■ **EXERCISE**:
Repeat every record below exactly as written.

Begin SUPPLIED ENTRIES

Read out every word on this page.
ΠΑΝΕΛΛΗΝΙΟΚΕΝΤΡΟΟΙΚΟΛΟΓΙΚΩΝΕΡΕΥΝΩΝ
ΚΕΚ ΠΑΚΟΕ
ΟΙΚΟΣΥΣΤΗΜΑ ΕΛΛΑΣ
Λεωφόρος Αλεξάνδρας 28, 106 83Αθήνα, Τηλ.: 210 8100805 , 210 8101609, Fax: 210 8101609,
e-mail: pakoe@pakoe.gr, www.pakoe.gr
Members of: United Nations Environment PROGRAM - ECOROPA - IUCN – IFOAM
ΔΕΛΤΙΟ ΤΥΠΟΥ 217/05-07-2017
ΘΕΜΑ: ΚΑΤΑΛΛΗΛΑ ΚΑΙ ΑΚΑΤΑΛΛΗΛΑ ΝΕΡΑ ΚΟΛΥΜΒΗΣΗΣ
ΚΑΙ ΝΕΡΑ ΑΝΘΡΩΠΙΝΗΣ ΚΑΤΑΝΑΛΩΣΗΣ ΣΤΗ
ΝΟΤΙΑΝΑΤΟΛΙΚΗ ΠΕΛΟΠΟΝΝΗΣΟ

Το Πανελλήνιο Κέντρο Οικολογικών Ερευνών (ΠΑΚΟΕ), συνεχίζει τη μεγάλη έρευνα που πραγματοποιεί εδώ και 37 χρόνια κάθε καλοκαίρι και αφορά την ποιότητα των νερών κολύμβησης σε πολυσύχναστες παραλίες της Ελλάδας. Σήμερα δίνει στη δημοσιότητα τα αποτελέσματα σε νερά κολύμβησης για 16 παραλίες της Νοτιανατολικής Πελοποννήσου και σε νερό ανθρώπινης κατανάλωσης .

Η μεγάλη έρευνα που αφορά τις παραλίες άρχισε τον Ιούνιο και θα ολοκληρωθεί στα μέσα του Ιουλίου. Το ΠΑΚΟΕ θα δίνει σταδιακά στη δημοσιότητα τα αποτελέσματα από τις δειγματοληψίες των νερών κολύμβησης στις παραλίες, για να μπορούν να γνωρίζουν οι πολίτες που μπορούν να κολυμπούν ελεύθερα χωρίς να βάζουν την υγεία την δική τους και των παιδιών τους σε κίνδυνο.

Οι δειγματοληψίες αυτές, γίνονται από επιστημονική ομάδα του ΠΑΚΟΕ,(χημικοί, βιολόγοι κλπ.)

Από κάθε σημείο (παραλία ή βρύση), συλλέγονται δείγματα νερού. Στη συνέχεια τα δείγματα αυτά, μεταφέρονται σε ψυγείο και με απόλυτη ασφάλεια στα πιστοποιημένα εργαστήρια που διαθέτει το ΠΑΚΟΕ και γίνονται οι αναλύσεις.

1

End SUPPLIED ENTRIES

■ **SOLUTION**:
Read out every word on this page.
ΠΑΝΕΛΛΗΝΙΟΚΕΝΤΡΟΟΙΚΟΛΟΓΙΚΩΝΕΡΕΥΝΩΝ
ΚΕΚ ΠΑΚΟΕ
ΟΙΚΟΣΥΣΤΗΜΑ ΕΛΛΑΣ
Λεωφόρος Αλεξάνδρας 28, 106 83Αθήνα, Τηλ.: 210 8100805 , 210 8101609, Fax: 210 8101609,
e-mail: pakoe@pakoe.gr, www.pakoe.gr
Members of: United Nations Environment PROGRAM - ECOROPA - IUCN – IFOAM
ΔΕΛΤΙΟ ΤΥΠΟΥ 217/05-07-2017
ΘΕΜΑ: ΚΑΤΑΛΛΗΛΑ ΚΑΙ ΑΚΑΤΑΛΛΗΛΑ ΝΕΡΑ ΚΟΛΥΜΒΗΣΗΣ
ΚΑΙ ΝΕΡΑ ΑΝΘΡΩΠΙΝΗΣ ΚΑΤΑΝΑΛΩΣΗΣ ΣΤΗ
ΝΟΤΙΑΝΑΤΟΛΙΚΗ ΠΕΛΟΠΟΝΝΗΣΟ

Το Πανελλήνιο Κέντρο Οικολογικών Ερευνών (ΠΑΚΟΕ), συνεχίζει τη μεγάλη έρευνα που πραγματοποιεί εδώ και 37 χρόνια κάθε καλοκαίρι και αφορά την ποιότητα των νερών κολύμβησης σε πολυσύχναστες παραλίες της Ελλάδας. Σήμερα δίνει στη δημοσιότητα τα αποτελέσματα σε νερά κολύμβησης για 16 παραλίες της Νοτιανατολικής Πελοποννήσου και σε νερό ανθρώπινης κατανάλωσης .

Η μεγάλη έρευνα που αφορά τις παραλίες άρχισε τον Ιούνιο και θα ολοκληρωθεί στα μέσα του Ιουλίου. Το ΠΑΚΟΕ θα δίνει σταδιακά στη δημοσιότητα τα αποτελέσματα από τις δειγματοληψίες των νερών κολύμβησης στις παραλίες, για να μπορούν να γνωρίζουν οι πολίτες που μπορούν να κολυμπούν ελεύθερα χωρίς να βάζουν την υγεία την δική τους και των παιδιών τους σε κίνδυνο.

Οι δειγματοληψίες αυτές, γίνονται από επιστημονική ομάδα του ΠΑΚΟΕ,(χημικοί, βιολόγοι κλπ.)

Από κάθε σημείο (παραλία ή βρύση), συλλέγονται δείγματα νερού. Στη συνέχεια τα δείγματα αυτά, μεταφέρονται σε ψυγείο και με απόλυτη ασφάλεια στα πιστοποιημένα εργαστήρια που διαθέτει το ΠΑΚΟΕ και γίνονται οι αναλύσεις.

1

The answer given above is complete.